## start

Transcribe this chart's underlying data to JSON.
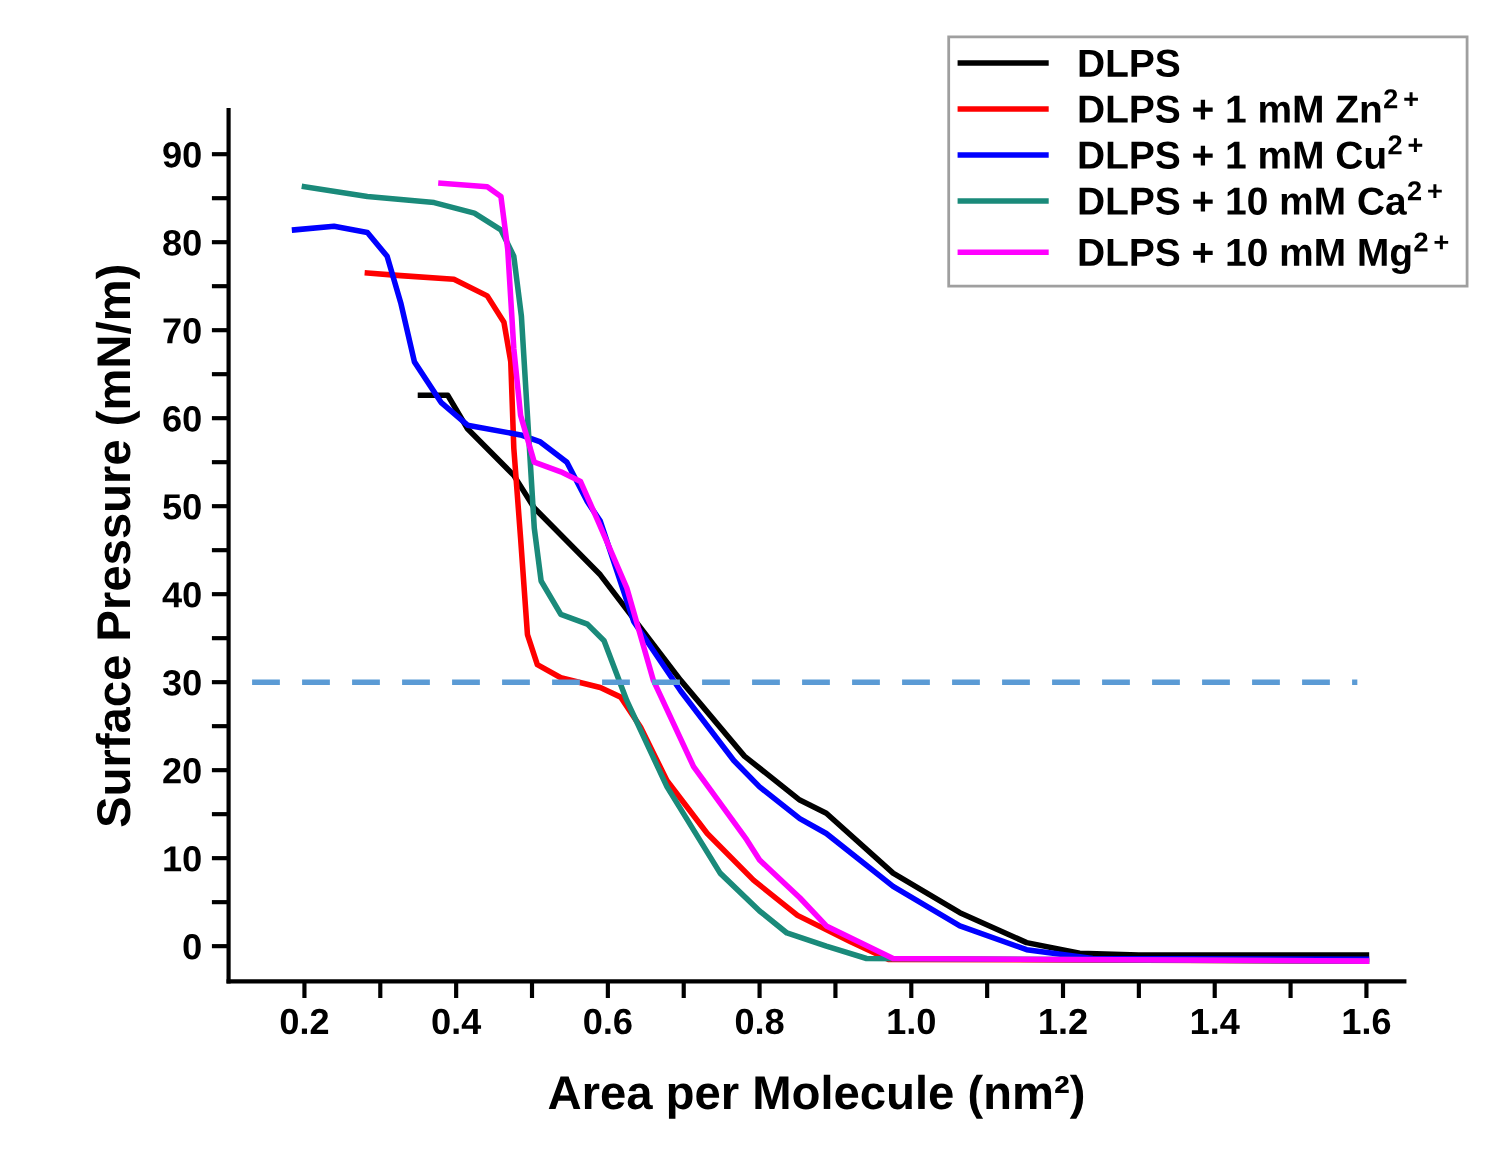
{
  "chart_data": {
    "type": "line",
    "xlabel": "Area per Molecule (nm²)",
    "ylabel": "Surface Pressure (mN/m)",
    "xlim": [
      0.1,
      1.65
    ],
    "ylim": [
      -4,
      95
    ],
    "xticks": [
      0.2,
      {
        "value": 0.3,
        "label": null
      },
      0.4,
      {
        "value": 0.5,
        "label": null
      },
      0.6,
      {
        "value": 0.7,
        "label": null
      },
      0.8,
      {
        "value": 0.9,
        "label": null
      },
      {
        "value": 1.0,
        "label": "1.0"
      },
      {
        "value": 1.1,
        "label": null
      },
      1.2,
      {
        "value": 1.3,
        "label": null
      },
      1.4,
      {
        "value": 1.5,
        "label": null
      },
      1.6
    ],
    "yticks": [
      0,
      {
        "value": 5,
        "label": null
      },
      10,
      {
        "value": 15,
        "label": null
      },
      20,
      {
        "value": 25,
        "label": null
      },
      30,
      {
        "value": 35,
        "label": null
      },
      40,
      {
        "value": 45,
        "label": null
      },
      50,
      {
        "value": 55,
        "label": null
      },
      60,
      {
        "value": 65,
        "label": null
      },
      70,
      {
        "value": 75,
        "label": null
      },
      80,
      {
        "value": 85,
        "label": null
      },
      90
    ],
    "legend": "top right",
    "grid": false,
    "ref_lines": [
      {
        "axis": "y",
        "value": 30,
        "label": null,
        "color": "#5b9bd5",
        "line_style": "dashed"
      }
    ],
    "series": [
      {
        "name": "DLPS",
        "color": "#000000",
        "x": [
          0.353,
          0.389,
          0.415,
          0.476,
          0.503,
          0.59,
          0.696,
          0.78,
          0.853,
          0.888,
          0.976,
          1.064,
          1.152,
          1.222,
          1.3,
          1.6
        ],
        "values": [
          62.6,
          62.6,
          58.8,
          53.5,
          49.8,
          42.2,
          30.2,
          21.6,
          16.6,
          15.1,
          8.3,
          3.8,
          0.4,
          -0.8,
          -1.0,
          -1.0
        ]
      },
      {
        "name": "DLPS + 1 mM Zn$^{2+}$",
        "color": "#ff0000",
        "x": [
          0.283,
          0.327,
          0.397,
          0.441,
          0.463,
          0.472,
          0.476,
          0.485,
          0.494,
          0.507,
          0.538,
          0.59,
          0.617,
          0.643,
          0.678,
          0.731,
          0.792,
          0.85,
          0.92,
          0.97,
          1.6
        ],
        "values": [
          76.5,
          76.2,
          75.8,
          73.9,
          70.9,
          66.4,
          56.6,
          46.3,
          35.4,
          32.0,
          30.5,
          29.4,
          28.3,
          24.9,
          18.8,
          12.8,
          7.5,
          3.5,
          0.5,
          -1.5,
          -1.7
        ]
      },
      {
        "name": "DLPS + 1 mM Cu$^{2+}$",
        "color": "#0000ff",
        "x": [
          0.187,
          0.239,
          0.283,
          0.309,
          0.327,
          0.345,
          0.38,
          0.415,
          0.485,
          0.511,
          0.546,
          0.573,
          0.59,
          0.634,
          0.696,
          0.766,
          0.8,
          0.853,
          0.888,
          0.976,
          1.064,
          1.152,
          1.239,
          1.6
        ],
        "values": [
          81.4,
          81.8,
          81.1,
          78.4,
          73.1,
          66.4,
          61.8,
          59.2,
          58.1,
          57.3,
          55.0,
          50.5,
          48.3,
          36.9,
          29.0,
          21.1,
          18.1,
          14.5,
          12.8,
          6.8,
          2.3,
          -0.4,
          -1.4,
          -1.5
        ]
      },
      {
        "name": "DLPS + 10 mM Ca$^{2+}$",
        "color": "#1a8a7a",
        "x": [
          0.2,
          0.283,
          0.371,
          0.424,
          0.459,
          0.476,
          0.486,
          0.494,
          0.503,
          0.512,
          0.538,
          0.573,
          0.595,
          0.625,
          0.678,
          0.748,
          0.8,
          0.836,
          0.888,
          0.941,
          1.6
        ],
        "values": [
          86.3,
          85.2,
          84.5,
          83.3,
          81.4,
          78.4,
          71.6,
          60.3,
          47.5,
          41.5,
          37.7,
          36.6,
          34.7,
          27.9,
          18.1,
          8.3,
          4.0,
          1.5,
          0.0,
          -1.4,
          -1.7
        ]
      },
      {
        "name": "DLPS + 10 mM Mg$^{2+}$",
        "color": "#ff00ff",
        "x": [
          0.38,
          0.441,
          0.459,
          0.468,
          0.476,
          0.485,
          0.503,
          0.538,
          0.564,
          0.586,
          0.625,
          0.66,
          0.713,
          0.783,
          0.8,
          0.853,
          0.888,
          0.976,
          1.6
        ],
        "values": [
          86.7,
          86.3,
          85.2,
          79.2,
          67.9,
          60.3,
          55.0,
          53.9,
          52.8,
          48.5,
          40.7,
          30.2,
          20.4,
          12.1,
          9.8,
          5.5,
          2.3,
          -1.4,
          -1.7
        ]
      }
    ]
  }
}
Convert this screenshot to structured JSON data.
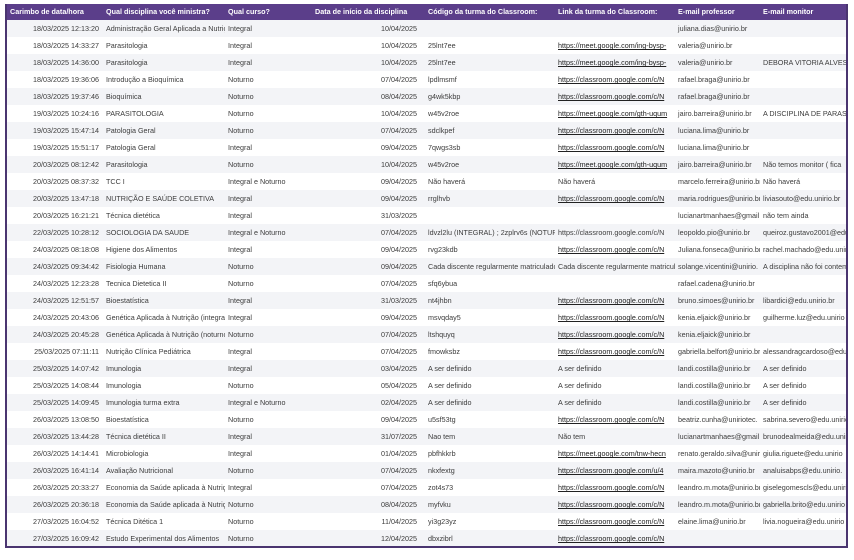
{
  "header": [
    "Carimbo de data/hora",
    "Qual disciplina você ministra?",
    "Qual curso?",
    "Data de início da disciplina",
    "Código da turma do Classroom:",
    "Link da turma do Classroom:",
    "E-mail professor",
    "E-mail monitor"
  ],
  "rows": [
    {
      "cells": [
        "18/03/2025 12:13:20",
        "Administração Geral Aplicada a Nutrição",
        "Integral",
        "10/04/2025",
        "",
        "",
        "juliana.dias@unirio.br",
        ""
      ]
    },
    {
      "cells": [
        "18/03/2025 14:33:27",
        "Parasitologia",
        "Integral",
        "10/04/2025",
        "25lnt7ee",
        "https://meet.google.com/ing-bysp-",
        "valeria@unirio.br",
        ""
      ]
    },
    {
      "cells": [
        "18/03/2025 14:36:00",
        "Parasitologia",
        "Integral",
        "10/04/2025",
        "25lnt7ee",
        "https://meet.google.com/ing-bysp-",
        "valeria@unirio.br",
        "DEBORA VITORIA ALVES"
      ]
    },
    {
      "cells": [
        "18/03/2025 19:36:06",
        "Introdução a Bioquímica",
        "Noturno",
        "07/04/2025",
        "lpdlmsmf",
        "https://classroom.google.com/c/N",
        "rafael.braga@unirio.br",
        ""
      ]
    },
    {
      "cells": [
        "18/03/2025 19:37:46",
        "Bioquímica",
        "Noturno",
        "08/04/2025",
        "g4wk5kbp",
        "https://classroom.google.com/c/N",
        "rafael.braga@unirio.br",
        ""
      ]
    },
    {
      "cells": [
        "19/03/2025 10:24:16",
        "PARASITOLOGIA",
        "Noturno",
        "10/04/2025",
        "w45v2roe",
        "https://meet.google.com/gth-uqum",
        "jairo.barreira@unirio.br",
        "A DISCIPLINA DE PARASITOLOGIA"
      ]
    },
    {
      "cells": [
        "19/03/2025 15:47:14",
        "Patologia Geral",
        "Noturno",
        "07/04/2025",
        "sdclkpef",
        "https://classroom.google.com/c/N",
        "luciana.lima@unirio.br",
        ""
      ]
    },
    {
      "cells": [
        "19/03/2025 15:51:17",
        "Patologia Geral",
        "Integral",
        "09/04/2025",
        "7qwgs3sb",
        "https://classroom.google.com/c/N",
        "luciana.lima@unirio.br",
        ""
      ]
    },
    {
      "cells": [
        "20/03/2025 08:12:42",
        "Parasitologia",
        "Noturno",
        "10/04/2025",
        "w45v2roe",
        "https://meet.google.com/gth-uqum",
        "jairo.barreira@unirio.br",
        "Não temos monitor ( fica"
      ]
    },
    {
      "cells": [
        "20/03/2025 08:37:32",
        "TCC I",
        "Integral e Noturno",
        "09/04/2025",
        "Não haverá",
        "Não haverá",
        "marcelo.ferreira@unirio.br",
        "Não haverá"
      ]
    },
    {
      "cells": [
        "20/03/2025 13:47:18",
        "NUTRIÇÃO E SAÚDE COLETIVA",
        "Integral",
        "09/04/2025",
        " rrglhvb",
        "https://classroom.google.com/c/N",
        "maria.rodrigues@unirio.br",
        "liviasouto@edu.unirio.br"
      ]
    },
    {
      "cells": [
        "20/03/2025 16:21:21",
        "Técnica dietética",
        "Integral",
        "31/03/2025",
        "",
        "",
        "lucianartmanhaes@gmail",
        "não tem ainda"
      ]
    },
    {
      "cells": [
        "22/03/2025 10:28:12",
        "SOCIOLOGIA DA SAUDE",
        "Integral e Noturno",
        "07/04/2025",
        "ldvzl2lu (INTEGRAL) ; 2zplrv6s (NOTURNO)",
        "https://classroom.google.com/c/N",
        "leopoldo.pio@unirio.br",
        "queiroz.gustavo2001@edu"
      ],
      "link_plain": true
    },
    {
      "cells": [
        "24/03/2025 08:18:08",
        "Higiene dos Alimentos",
        "Integral",
        "09/04/2025",
        "rvg23kdb",
        "https://classroom.google.com/c/N",
        "Juliana.fonseca@unirio.br",
        "rachel.machado@edu.unirio"
      ]
    },
    {
      "cells": [
        "24/03/2025 09:34:42",
        "Fisiologia Humana",
        "Noturno",
        "09/04/2025",
        "Cada discente regularmente matriculado",
        "Cada discente regularmente matriculado",
        "solange.vicentini@unirio.",
        "A disciplina não foi contemplada"
      ]
    },
    {
      "cells": [
        "24/03/2025 12:23:28",
        "Tecnica Dietetica II",
        "Noturno",
        "07/04/2025",
        "sfq6ybua",
        "",
        "rafael.cadena@unirio.br",
        ""
      ]
    },
    {
      "cells": [
        "24/03/2025 12:51:57",
        "Bioestatística",
        "Integral",
        "31/03/2025",
        "nt4jhbn",
        "https://classroom.google.com/c/N",
        "bruno.simoes@unirio.br",
        "libardici@edu.unirio.br"
      ]
    },
    {
      "cells": [
        "24/03/2025 20:43:06",
        "Genética Aplicada à Nutrição (integral)",
        "Integral",
        "09/04/2025",
        "msvqday5",
        "https://classroom.google.com/c/N",
        "kenia.eljaick@unirio.br",
        "guilherme.luz@edu.unirio"
      ]
    },
    {
      "cells": [
        "24/03/2025 20:45:28",
        "Genética Aplicada à Nutrição (noturno)",
        "Noturno",
        "07/04/2025",
        "ltshquyq",
        "https://classroom.google.com/c/N",
        "kenia.eljaick@unirio.br",
        ""
      ]
    },
    {
      "cells": [
        "25/03/2025 07:11:11",
        "Nutrição Clínica Pediátrica",
        "Integral",
        "07/04/2025",
        "fmowksbz",
        "https://classroom.google.com/c/N",
        "gabriella.belfort@unirio.br",
        "alessandragcardoso@edu"
      ]
    },
    {
      "cells": [
        "25/03/2025 14:07:42",
        "Imunologia",
        "Integral",
        "03/04/2025",
        "A ser definido",
        "A ser definido",
        "landi.costilla@unirio.br",
        "A ser definido"
      ]
    },
    {
      "cells": [
        "25/03/2025 14:08:44",
        "Imunologia",
        "Noturno",
        "05/04/2025",
        "A ser definido",
        "A ser definido",
        "landi.costilla@unirio.br",
        "A ser definido"
      ]
    },
    {
      "cells": [
        "25/03/2025 14:09:45",
        "Imunologia  turma extra",
        "Integral e Noturno",
        "02/04/2025",
        "A ser definido",
        "A ser definido",
        "landi.costilla@unirio.br",
        "A ser definido"
      ]
    },
    {
      "cells": [
        "26/03/2025 13:08:50",
        "Bioestatística",
        "Noturno",
        "09/04/2025",
        "u5sf53tg",
        "https://classroom.google.com/c/N",
        "beatriz.cunha@uniriotec.",
        "sabrina.severo@edu.unirio"
      ]
    },
    {
      "cells": [
        "26/03/2025 13:44:28",
        "Técnica dietética II",
        "Integral",
        "31/07/2025",
        "Nao tem",
        "Não tem",
        "lucianartmanhaes@gmail",
        "brunodealmeida@edu.unirio"
      ]
    },
    {
      "cells": [
        "26/03/2025 14:14:41",
        "Microbiologia",
        "Integral",
        "01/04/2025",
        "pbfhkkrb",
        "https://meet.google.com/tnw-hecn",
        "renato.geraldo.silva@unirio",
        "giulia.riguete@edu.unirio"
      ]
    },
    {
      "cells": [
        "26/03/2025 16:41:14",
        "Avaliação Nutricional",
        "Noturno",
        "07/04/2025",
        "nkxfextg",
        "https://classroom.google.com/u/4",
        "maira.mazoto@unirio.br",
        "analuisabps@edu.unirio."
      ]
    },
    {
      "cells": [
        "26/03/2025 20:33:27",
        "Economia da Saúde aplicada à Nutrição",
        "Integral",
        "07/04/2025",
        "zot4s73",
        "https://classroom.google.com/c/N",
        "leandro.m.mota@unirio.br",
        "giselegomescls@edu.unirio"
      ]
    },
    {
      "cells": [
        "26/03/2025 20:36:18",
        "Economia da Saúde aplicada à Nutrição",
        "Noturno",
        "08/04/2025",
        "myfvku",
        "https://classroom.google.com/c/N",
        "leandro.m.mota@unirio.br",
        "gabriella.brito@edu.unirio"
      ]
    },
    {
      "cells": [
        "27/03/2025 16:04:52",
        "Técnica Ditética 1",
        "Noturno",
        "11/04/2025",
        "yi3g23yz",
        "https://classroom.google.com/c/N",
        "elaine.lima@unirio.br",
        "livia.nogueira@edu.unirio"
      ]
    },
    {
      "cells": [
        "27/03/2025 16:09:42",
        "Estudo Experimental dos Alimentos",
        "Noturno",
        "12/04/2025",
        "dbxzibrl",
        "https://classroom.google.com/c/N",
        "",
        ""
      ]
    }
  ],
  "colors": {
    "header_bg": "#5b3e8a",
    "border": "#4a3570",
    "stripe": "#f3f4f7"
  }
}
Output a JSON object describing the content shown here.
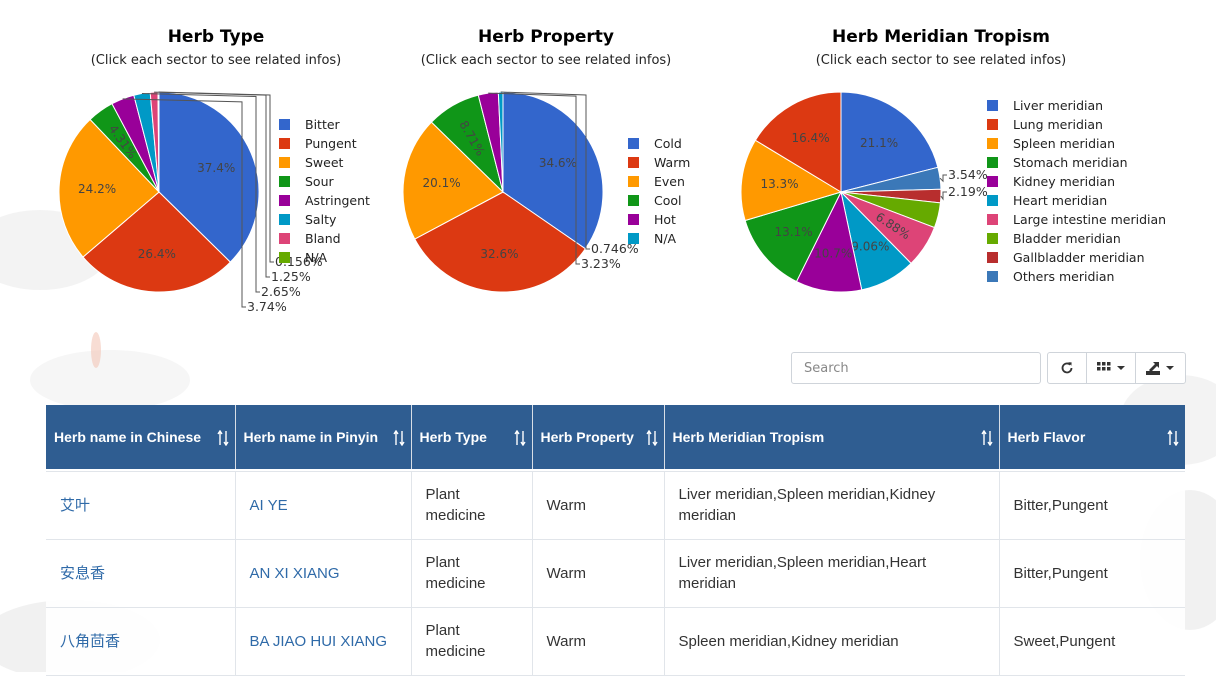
{
  "chart_data": [
    {
      "type": "pie",
      "title": "Herb Type",
      "subtitle": "(Click each sector to see related infos)",
      "legend": "right",
      "slices": [
        {
          "label": "Bitter",
          "value": 37.4,
          "text": "37.4%",
          "color": "#3366cc"
        },
        {
          "label": "Pungent",
          "value": 26.4,
          "text": "26.4%",
          "color": "#dc3912"
        },
        {
          "label": "Sweet",
          "value": 24.2,
          "text": "24.2%",
          "color": "#ff9900"
        },
        {
          "label": "Sour",
          "value": 4.31,
          "text": "4.31%",
          "color": "#109618"
        },
        {
          "label": "Astringent",
          "value": 3.74,
          "text": "3.74%",
          "color": "#990099"
        },
        {
          "label": "Salty",
          "value": 2.65,
          "text": "2.65%",
          "color": "#0099c6"
        },
        {
          "label": "Bland",
          "value": 1.25,
          "text": "1.25%",
          "color": "#dd4477"
        },
        {
          "label": "N/A",
          "value": 0.156,
          "text": "0.156%",
          "color": "#66aa00"
        }
      ]
    },
    {
      "type": "pie",
      "title": "Herb Property",
      "subtitle": "(Click each sector to see related infos)",
      "legend": "right",
      "slices": [
        {
          "label": "Cold",
          "value": 34.6,
          "text": "34.6%",
          "color": "#3366cc"
        },
        {
          "label": "Warm",
          "value": 32.6,
          "text": "32.6%",
          "color": "#dc3912"
        },
        {
          "label": "Even",
          "value": 20.1,
          "text": "20.1%",
          "color": "#ff9900"
        },
        {
          "label": "Cool",
          "value": 8.71,
          "text": "8.71%",
          "color": "#109618"
        },
        {
          "label": "Hot",
          "value": 3.23,
          "text": "3.23%",
          "color": "#990099"
        },
        {
          "label": "N/A",
          "value": 0.746,
          "text": "0.746%",
          "color": "#0099c6"
        }
      ]
    },
    {
      "type": "pie",
      "title": "Herb Meridian Tropism",
      "subtitle": "(Click each sector to see related infos)",
      "legend": "right",
      "slices": [
        {
          "label": "Liver meridian",
          "value": 21.1,
          "text": "21.1%",
          "color": "#3366cc"
        },
        {
          "label": "Others meridian",
          "value": 3.54,
          "text": "3.54%",
          "color": "#3b78b8"
        },
        {
          "label": "Gallbladder meridian",
          "value": 2.19,
          "text": "2.19%",
          "color": "#b82e2e"
        },
        {
          "label": "Bladder meridian",
          "value": 4.06,
          "text": "4.06%",
          "color": "#66aa00"
        },
        {
          "label": "Large intestine meridian",
          "value": 6.88,
          "text": "6.88%",
          "color": "#dd4477"
        },
        {
          "label": "Heart meridian",
          "value": 9.06,
          "text": "9.06%",
          "color": "#0099c6"
        },
        {
          "label": "Kidney meridian",
          "value": 10.7,
          "text": "10.7%",
          "color": "#990099"
        },
        {
          "label": "Stomach meridian",
          "value": 13.1,
          "text": "13.1%",
          "color": "#109618"
        },
        {
          "label": "Spleen meridian",
          "value": 13.3,
          "text": "13.3%",
          "color": "#ff9900"
        },
        {
          "label": "Lung meridian",
          "value": 16.4,
          "text": "16.4%",
          "color": "#dc3912"
        }
      ],
      "legend_order": [
        "Liver meridian",
        "Lung meridian",
        "Spleen meridian",
        "Stomach meridian",
        "Kidney meridian",
        "Heart meridian",
        "Large intestine meridian",
        "Bladder meridian",
        "Gallbladder meridian",
        "Others meridian"
      ]
    }
  ],
  "toolbar": {
    "search_placeholder": "Search",
    "refresh_icon": "refresh-icon",
    "columns_icon": "grid-icon",
    "export_icon": "export-icon"
  },
  "table": {
    "headers": [
      "Herb name in Chinese",
      "Herb name in Pinyin",
      "Herb Type",
      "Herb Property",
      "Herb Meridian Tropism",
      "Herb Flavor"
    ],
    "rows": [
      [
        "艾叶",
        "AI YE",
        "Plant medicine",
        "Warm",
        "Liver meridian,Spleen meridian,Kidney meridian",
        "Bitter,Pungent"
      ],
      [
        "安息香",
        "AN XI XIANG",
        "Plant medicine",
        "Warm",
        "Liver meridian,Spleen meridian,Heart meridian",
        "Bitter,Pungent"
      ],
      [
        "八角茴香",
        "BA JIAO HUI XIANG",
        "Plant medicine",
        "Warm",
        "Spleen meridian,Kidney meridian",
        "Sweet,Pungent"
      ]
    ]
  },
  "colors": {
    "header_bg": "#2f5d91",
    "link": "#2f6aa8"
  }
}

## end

Task brief » Among the entries above, how many lines include the word "Bioquímica"? Give the number with no comment.

Solved problem » 2